Reproduce the listing below without changes, except that pictures are left out.

__Entries supplied__:
— BEGIN —

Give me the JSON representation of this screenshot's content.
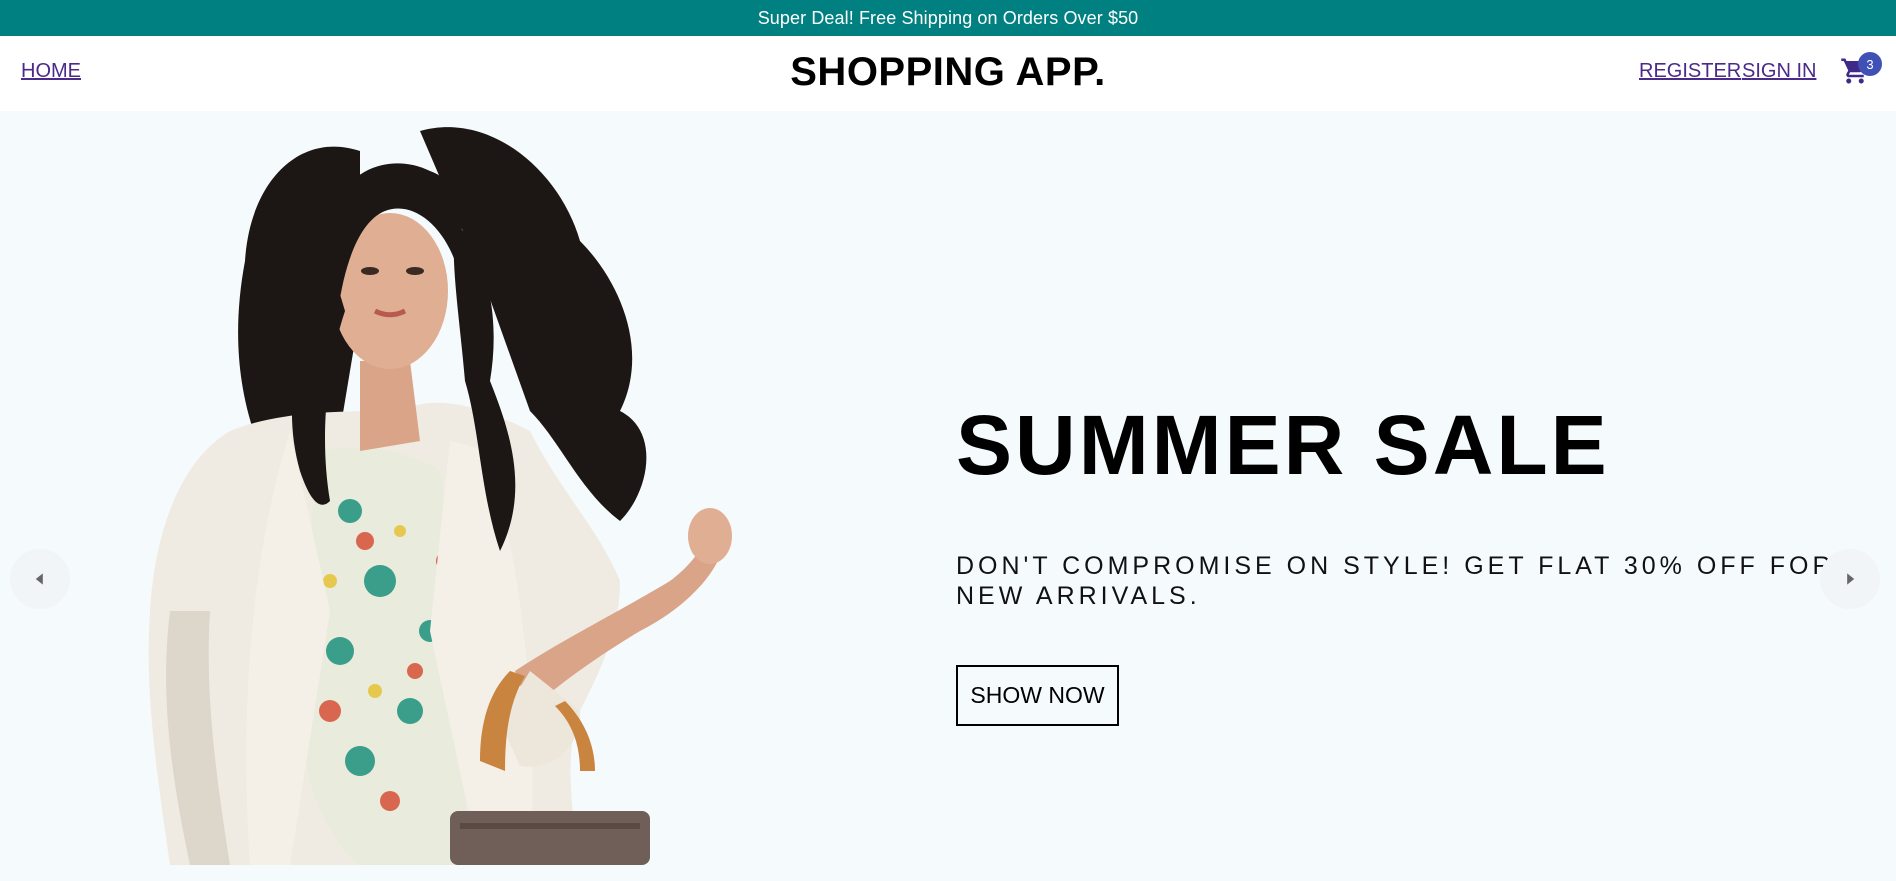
{
  "announcement": {
    "text": "Super Deal! Free Shipping on Orders Over $50"
  },
  "navbar": {
    "home_label": "HOME",
    "logo": "SHOPPING APP.",
    "register_label": "REGISTER",
    "signin_label": "SIGN IN",
    "cart_icon": "shopping-cart-icon",
    "cart_count": "3"
  },
  "slider": {
    "active_slide": {
      "title": "SUMMER SALE",
      "description": "DON'T COMPROMISE ON STYLE! GET FLAT 30% OFF FOR NEW ARRIVALS.",
      "button_label": "SHOW NOW",
      "image": "woman-with-handbag-photo"
    },
    "prev_icon": "arrow-left-icon",
    "next_icon": "arrow-right-icon"
  },
  "colors": {
    "announcement_bg": "#008080",
    "link": "#4b2a8a",
    "badge": "#3f51b5",
    "slide_bg": "#f5fafd"
  }
}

— END —

__Completed task__:
Give me the JSON representation of this screenshot's content.
{
  "announcement": {
    "text": "Super Deal! Free Shipping on Orders Over $50"
  },
  "navbar": {
    "home_label": "HOME",
    "logo": "SHOPPING APP.",
    "register_label": "REGISTER",
    "signin_label": "SIGN IN",
    "cart_icon": "shopping-cart-icon",
    "cart_count": "3"
  },
  "slider": {
    "active_slide": {
      "title": "SUMMER SALE",
      "description": "DON'T COMPROMISE ON STYLE! GET FLAT 30% OFF FOR NEW ARRIVALS.",
      "button_label": "SHOW NOW",
      "image": "woman-with-handbag-photo"
    },
    "prev_icon": "arrow-left-icon",
    "next_icon": "arrow-right-icon"
  },
  "colors": {
    "announcement_bg": "#008080",
    "link": "#4b2a8a",
    "badge": "#3f51b5",
    "slide_bg": "#f5fafd"
  }
}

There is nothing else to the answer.